[Start Provided records]
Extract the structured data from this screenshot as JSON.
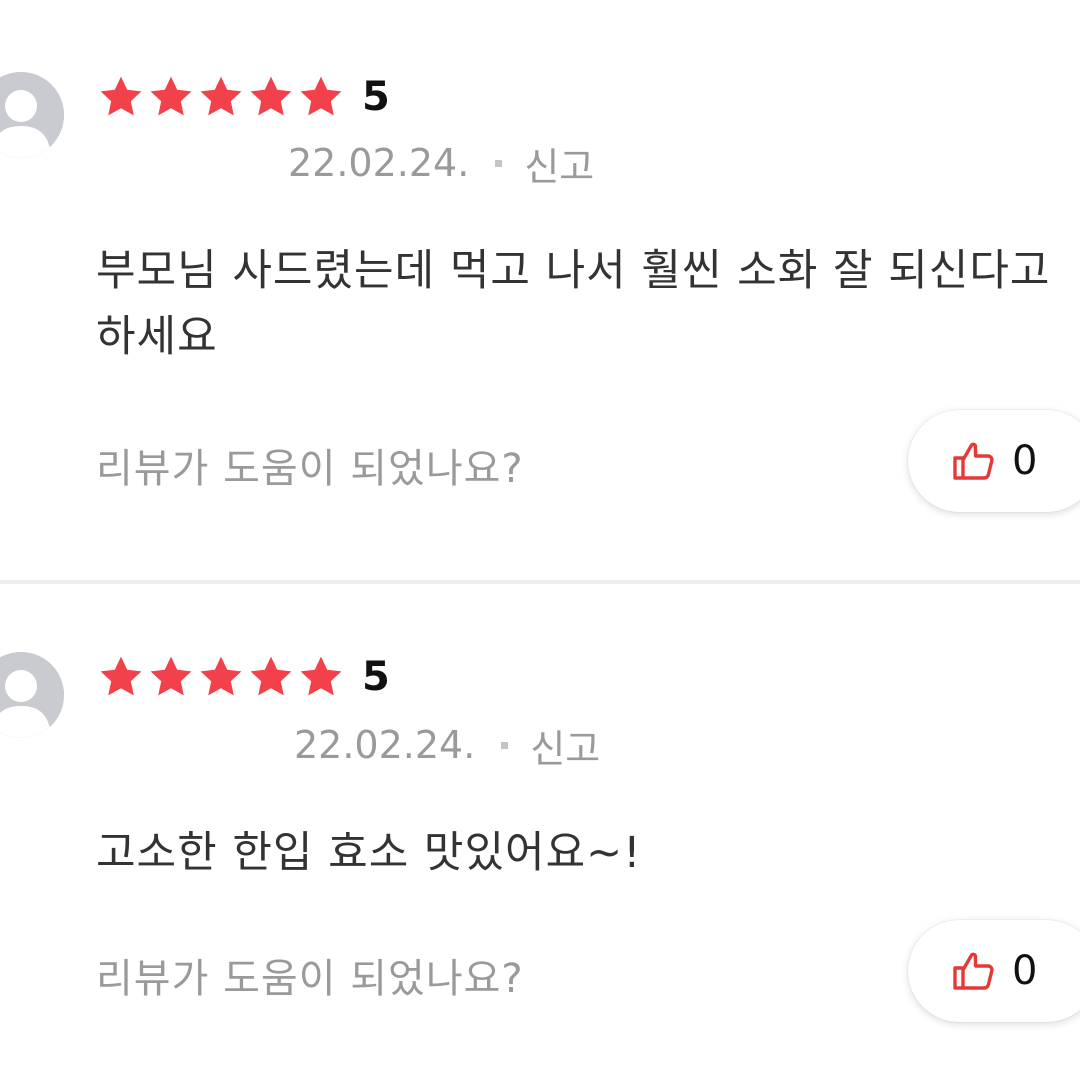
{
  "reviews": [
    {
      "rating": 5,
      "rating_label": "5",
      "date": "22.02.24.",
      "report_label": "신고",
      "text": "부모님 사드렸는데 먹고 나서 훨씬 소화 잘 되신다고 하세요",
      "helpful_question": "리뷰가 도움이 되었나요?",
      "like_count": "0",
      "icons": {
        "avatar": "user-avatar-icon",
        "like": "thumbs-up-icon",
        "star": "star-icon"
      }
    },
    {
      "rating": 5,
      "rating_label": "5",
      "date": "22.02.24.",
      "report_label": "신고",
      "text": "고소한 한입 효소 맛있어요~!",
      "helpful_question": "리뷰가 도움이 되었나요?",
      "like_count": "0",
      "icons": {
        "avatar": "user-avatar-icon",
        "like": "thumbs-up-icon",
        "star": "star-icon"
      }
    }
  ],
  "colors": {
    "star": "#f2414a",
    "like_icon": "#e53935",
    "meta_text": "#9a9a9a",
    "body_text": "#333333"
  }
}
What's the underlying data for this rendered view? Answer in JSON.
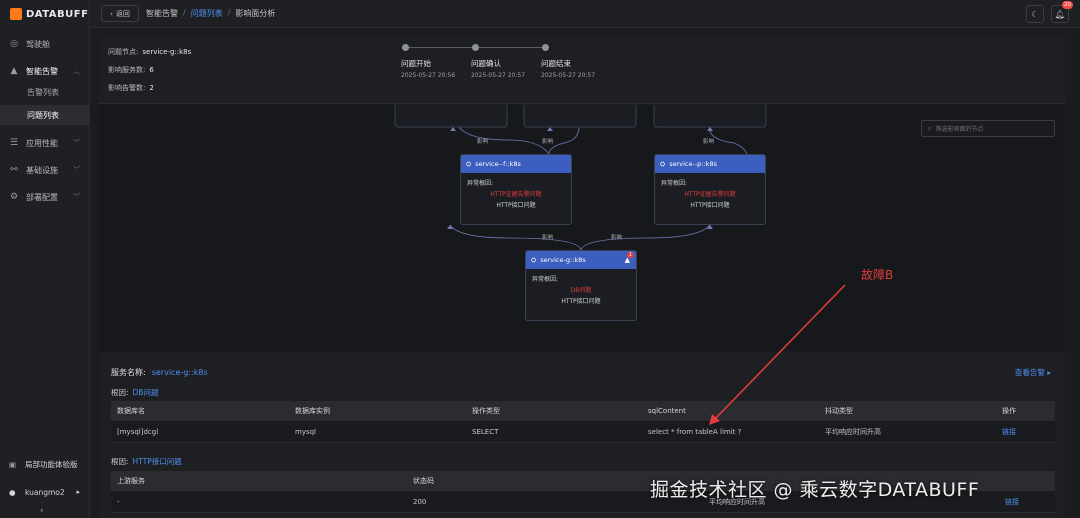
{
  "app": {
    "logo_text": "DATABUFF"
  },
  "sidebar": {
    "items": [
      {
        "label": "驾驶舱",
        "icon": "dashboard-icon"
      },
      {
        "label": "智能告警",
        "icon": "bell-icon"
      },
      {
        "label": "应用性能",
        "icon": "list-icon"
      },
      {
        "label": "基础设施",
        "icon": "server-icon"
      },
      {
        "label": "部署配置",
        "icon": "gear-icon"
      }
    ],
    "sub_items": [
      {
        "label": "告警列表"
      },
      {
        "label": "问题列表"
      }
    ],
    "bottom": {
      "trial_label": "局部功能体验版",
      "user_label": "kuangmo2"
    }
  },
  "topbar": {
    "back_label": "返回",
    "breadcrumb": [
      "智能告警",
      "问题列表",
      "影响面分析"
    ],
    "notification_count": "20"
  },
  "info": {
    "node_label": "问题节点:",
    "node_value": "service-g::k8s",
    "services_label": "影响服务数:",
    "services_value": "6",
    "alarms_label": "影响告警数:",
    "alarms_value": "2"
  },
  "timeline": [
    {
      "label": "问题开始",
      "time": "2025-05-27 20:56"
    },
    {
      "label": "问题确认",
      "time": "2025-05-27 20:57"
    },
    {
      "label": "问题结束",
      "time": "2025-05-27 20:57"
    }
  ],
  "graph": {
    "search_placeholder": "筛选影响面的节点",
    "edge_label": "影响",
    "nodes": [
      {
        "name": "service--f::k8s",
        "root_label": "异常根因:",
        "red_text": "HTTP证据告警问题",
        "text": "HTTP接口问题"
      },
      {
        "name": "service--p::k8s",
        "root_label": "异常根因:",
        "red_text": "HTTP证据告警问题",
        "text": "HTTP接口问题"
      },
      {
        "name": "service-g::k8s",
        "root_label": "异常根因:",
        "red_text": "DB问题",
        "text": "HTTP接口问题",
        "badge": "1"
      }
    ]
  },
  "annotation": {
    "label": "故障B"
  },
  "detail": {
    "service_label": "服务名称:",
    "service_value": "service-g::k8s",
    "view_alarms": "查看告警",
    "root1_label": "根因:",
    "root1_value": "DB问题",
    "db_table": {
      "headers": [
        "数据库名",
        "数据库实例",
        "操作类型",
        "sqlContent",
        "抖动类型",
        "操作"
      ],
      "rows": [
        [
          "[mysql]dcgl",
          "mysql",
          "SELECT",
          "select * from tableA limit ?",
          "平均响应时间升高",
          "链接"
        ]
      ]
    },
    "root2_label": "根因:",
    "root2_value": "HTTP接口问题",
    "http_table": {
      "headers": [
        "上游服务",
        "状态码",
        "",
        ""
      ],
      "rows": [
        [
          "-",
          "200",
          "平均响应时间升高",
          "链接"
        ]
      ]
    }
  },
  "watermark": "掘金技术社区 @ 乘云数字DATABUFF"
}
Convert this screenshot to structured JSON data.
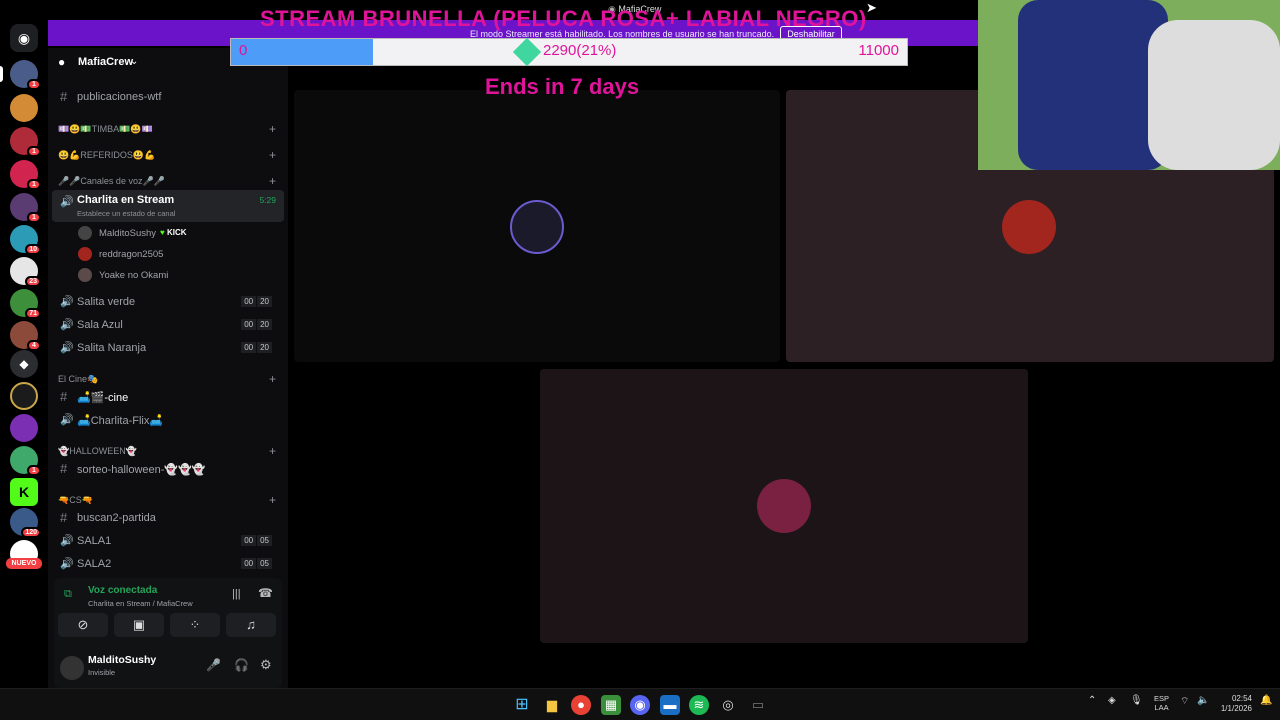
{
  "overlay": {
    "title": "STREAM BRUNELLA (PELUCA ROSA+ LABIAL NEGRO)",
    "goal_min": "0",
    "goal_current": "2290(21%)",
    "goal_progress": 0.21,
    "goal_max": "11000",
    "ends": "Ends in 7 days"
  },
  "window": {
    "title": "MafiaCrew",
    "streamer_notice": "El modo Streamer está habilitado. Los nombres de usuario se han truncado.",
    "disable_label": "Deshabilitar"
  },
  "rail": {
    "badges": [
      "1",
      "1",
      "1",
      "1",
      "10",
      "23",
      "71",
      "4",
      "1",
      "120"
    ],
    "new_label": "NUEVO"
  },
  "server": {
    "name": "MafiaCrew",
    "chevron": "chevron-down-icon"
  },
  "channels": {
    "publicaciones": "publicaciones-wtf",
    "cat_timba": "💷😃💵TIMBA💵😃💷",
    "cat_referidos": "😃💪REFERIDOS😃💪",
    "cat_voz": "🎤🎤Canales de voz🎤🎤",
    "stream_channel": "Charlita en Stream",
    "stream_status": "Establece un estado de canal",
    "stream_time": "5:29",
    "members": [
      "MalditoSushy",
      "reddragon2505",
      "Yoake no Okami"
    ],
    "kick_label": "KICK",
    "salita_verde": "Salita verde",
    "sala_azul": "Sala Azul",
    "salita_naranja": "Salita Naranja",
    "limit_users": "00",
    "limit_max": "20",
    "cat_cine": "El Cine🎭",
    "cine": "🛋️🎬-cine",
    "charlita_flix": "🛋️Charlita-Flix🛋️",
    "cat_halloween": "👻HALLOWEEN👻",
    "sorteo": "sorteo-halloween-👻👻👻",
    "cat_cs": "🔫CS🔫",
    "buscan2": "buscan2-partida",
    "sala1": "SALA1",
    "sala2": "SALA2",
    "sala_limit_max": "05"
  },
  "voice": {
    "status": "Voz conectada",
    "location": "Charlita en Stream / MafiaCrew"
  },
  "user": {
    "name": "MalditoSushy",
    "status": "Invisible"
  },
  "tray": {
    "lang1": "ESP",
    "lang2": "LAA",
    "time": "02:54",
    "date": "1/1/2026"
  },
  "colors": {
    "accent": "#e0149a",
    "progress": "#4d9cf8",
    "voice_green": "#23a55a"
  }
}
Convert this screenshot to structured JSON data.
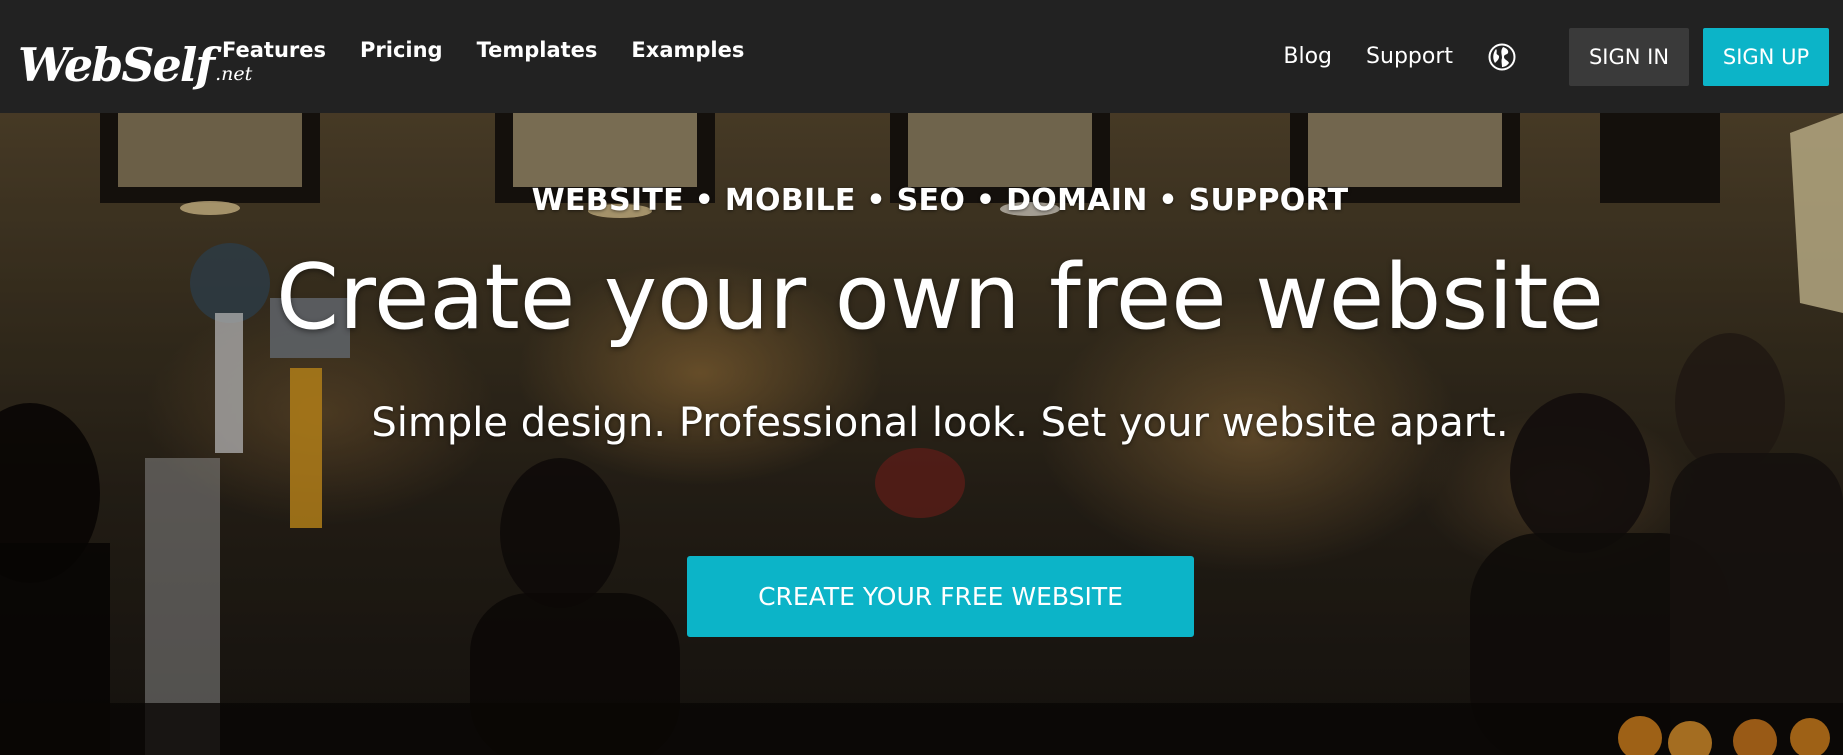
{
  "brand": {
    "logo_text": "WebSelf",
    "logo_tld": ".net"
  },
  "nav": {
    "left_links": [
      "Features",
      "Pricing",
      "Templates",
      "Examples"
    ],
    "blog": "Blog",
    "support": "Support",
    "globe_icon": "globe-icon",
    "sign_in": "SIGN IN",
    "sign_up": "SIGN UP"
  },
  "hero": {
    "tagline": "WEBSITE • MOBILE • SEO • DOMAIN • SUPPORT",
    "title": "Create your own free website",
    "subtitle": "Simple design. Professional look. Set your website apart.",
    "cta": "CREATE YOUR FREE WEBSITE"
  },
  "colors": {
    "nav_background": "#222222",
    "accent": "#0cb4c8",
    "sign_in_background": "#3a3a3a",
    "text": "#ffffff"
  }
}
[End Provided records]
■ **Instruction**
Exact duplication of all the records is required; pictures are omitted from the copy.

■ **Written answer**
Extract the structured data from this screenshot as JSON.
{
  "reviews": [
    {
      "rating": 5,
      "rating_label": "5",
      "date": "22.02.24.",
      "report_label": "신고",
      "text": "부모님 사드렸는데 먹고 나서 훨씬 소화 잘 되신다고 하세요",
      "helpful_question": "리뷰가 도움이 되었나요?",
      "like_count": "0",
      "icons": {
        "avatar": "user-avatar-icon",
        "like": "thumbs-up-icon",
        "star": "star-icon"
      }
    },
    {
      "rating": 5,
      "rating_label": "5",
      "date": "22.02.24.",
      "report_label": "신고",
      "text": "고소한 한입 효소 맛있어요~!",
      "helpful_question": "리뷰가 도움이 되었나요?",
      "like_count": "0",
      "icons": {
        "avatar": "user-avatar-icon",
        "like": "thumbs-up-icon",
        "star": "star-icon"
      }
    }
  ],
  "colors": {
    "star": "#f2414a",
    "like_icon": "#e53935",
    "meta_text": "#9a9a9a",
    "body_text": "#333333"
  }
}
What's the underlying data for this rendered view? Answer in JSON.
{
  "app": {
    "logo_text": "DATABUFF"
  },
  "sidebar": {
    "items": [
      {
        "label": "驾驶舱",
        "icon": "dashboard-icon"
      },
      {
        "label": "智能告警",
        "icon": "bell-icon"
      },
      {
        "label": "应用性能",
        "icon": "list-icon"
      },
      {
        "label": "基础设施",
        "icon": "server-icon"
      },
      {
        "label": "部署配置",
        "icon": "gear-icon"
      }
    ],
    "sub_items": [
      {
        "label": "告警列表"
      },
      {
        "label": "问题列表"
      }
    ],
    "bottom": {
      "trial_label": "局部功能体验版",
      "user_label": "kuangmo2"
    }
  },
  "topbar": {
    "back_label": "返回",
    "breadcrumb": [
      "智能告警",
      "问题列表",
      "影响面分析"
    ],
    "notification_count": "20"
  },
  "info": {
    "node_label": "问题节点:",
    "node_value": "service-g::k8s",
    "services_label": "影响服务数:",
    "services_value": "6",
    "alarms_label": "影响告警数:",
    "alarms_value": "2"
  },
  "timeline": [
    {
      "label": "问题开始",
      "time": "2025-05-27 20:56"
    },
    {
      "label": "问题确认",
      "time": "2025-05-27 20:57"
    },
    {
      "label": "问题结束",
      "time": "2025-05-27 20:57"
    }
  ],
  "graph": {
    "search_placeholder": "筛选影响面的节点",
    "edge_label": "影响",
    "nodes": [
      {
        "name": "service--f::k8s",
        "root_label": "异常根因:",
        "red_text": "HTTP证据告警问题",
        "text": "HTTP接口问题"
      },
      {
        "name": "service--p::k8s",
        "root_label": "异常根因:",
        "red_text": "HTTP证据告警问题",
        "text": "HTTP接口问题"
      },
      {
        "name": "service-g::k8s",
        "root_label": "异常根因:",
        "red_text": "DB问题",
        "text": "HTTP接口问题",
        "badge": "1"
      }
    ]
  },
  "annotation": {
    "label": "故障B"
  },
  "detail": {
    "service_label": "服务名称:",
    "service_value": "service-g::k8s",
    "view_alarms": "查看告警",
    "root1_label": "根因:",
    "root1_value": "DB问题",
    "db_table": {
      "headers": [
        "数据库名",
        "数据库实例",
        "操作类型",
        "sqlContent",
        "抖动类型",
        "操作"
      ],
      "rows": [
        [
          "[mysql]dcgl",
          "mysql",
          "SELECT",
          "select * from tableA limit ?",
          "平均响应时间升高",
          "链接"
        ]
      ]
    },
    "root2_label": "根因:",
    "root2_value": "HTTP接口问题",
    "http_table": {
      "headers": [
        "上游服务",
        "状态码",
        "",
        ""
      ],
      "rows": [
        [
          "-",
          "200",
          "平均响应时间升高",
          "链接"
        ]
      ]
    }
  },
  "watermark": "掘金技术社区 @ 乘云数字DATABUFF"
}
Convert this screenshot to structured JSON data.
{
  "overlay": {
    "title": "STREAM BRUNELLA (PELUCA ROSA+ LABIAL NEGRO)",
    "goal_min": "0",
    "goal_current": "2290(21%)",
    "goal_progress": 0.21,
    "goal_max": "11000",
    "ends": "Ends in 7 days"
  },
  "window": {
    "title": "MafiaCrew",
    "streamer_notice": "El modo Streamer está habilitado. Los nombres de usuario se han truncado.",
    "disable_label": "Deshabilitar"
  },
  "rail": {
    "badges": [
      "1",
      "1",
      "1",
      "1",
      "10",
      "23",
      "71",
      "4",
      "1",
      "120"
    ],
    "new_label": "NUEVO"
  },
  "server": {
    "name": "MafiaCrew",
    "chevron": "chevron-down-icon"
  },
  "channels": {
    "publicaciones": "publicaciones-wtf",
    "cat_timba": "💷😃💵TIMBA💵😃💷",
    "cat_referidos": "😃💪REFERIDOS😃💪",
    "cat_voz": "🎤🎤Canales de voz🎤🎤",
    "stream_channel": "Charlita en Stream",
    "stream_status": "Establece un estado de canal",
    "stream_time": "5:29",
    "members": [
      "MalditoSushy",
      "reddragon2505",
      "Yoake no Okami"
    ],
    "kick_label": "KICK",
    "salita_verde": "Salita verde",
    "sala_azul": "Sala Azul",
    "salita_naranja": "Salita Naranja",
    "limit_users": "00",
    "limit_max": "20",
    "cat_cine": "El Cine🎭",
    "cine": "🛋️🎬-cine",
    "charlita_flix": "🛋️Charlita-Flix🛋️",
    "cat_halloween": "👻HALLOWEEN👻",
    "sorteo": "sorteo-halloween-👻👻👻",
    "cat_cs": "🔫CS🔫",
    "buscan2": "buscan2-partida",
    "sala1": "SALA1",
    "sala2": "SALA2",
    "sala_limit_max": "05"
  },
  "voice": {
    "status": "Voz conectada",
    "location": "Charlita en Stream / MafiaCrew"
  },
  "user": {
    "name": "MalditoSushy",
    "status": "Invisible"
  },
  "tray": {
    "lang1": "ESP",
    "lang2": "LAA",
    "time": "02:54",
    "date": "1/1/2026"
  },
  "colors": {
    "accent": "#e0149a",
    "progress": "#4d9cf8",
    "voice_green": "#23a55a"
  }
}
Convert this screenshot to structured JSON data.
{
  "brand": {
    "logo_text": "WebSelf",
    "logo_tld": ".net"
  },
  "nav": {
    "left_links": [
      "Features",
      "Pricing",
      "Templates",
      "Examples"
    ],
    "blog": "Blog",
    "support": "Support",
    "globe_icon": "globe-icon",
    "sign_in": "SIGN IN",
    "sign_up": "SIGN UP"
  },
  "hero": {
    "tagline": "WEBSITE • MOBILE • SEO • DOMAIN • SUPPORT",
    "title": "Create your own free website",
    "subtitle": "Simple design. Professional look. Set your website apart.",
    "cta": "CREATE YOUR FREE WEBSITE"
  },
  "colors": {
    "nav_background": "#222222",
    "accent": "#0cb4c8",
    "sign_in_background": "#3a3a3a",
    "text": "#ffffff"
  }
}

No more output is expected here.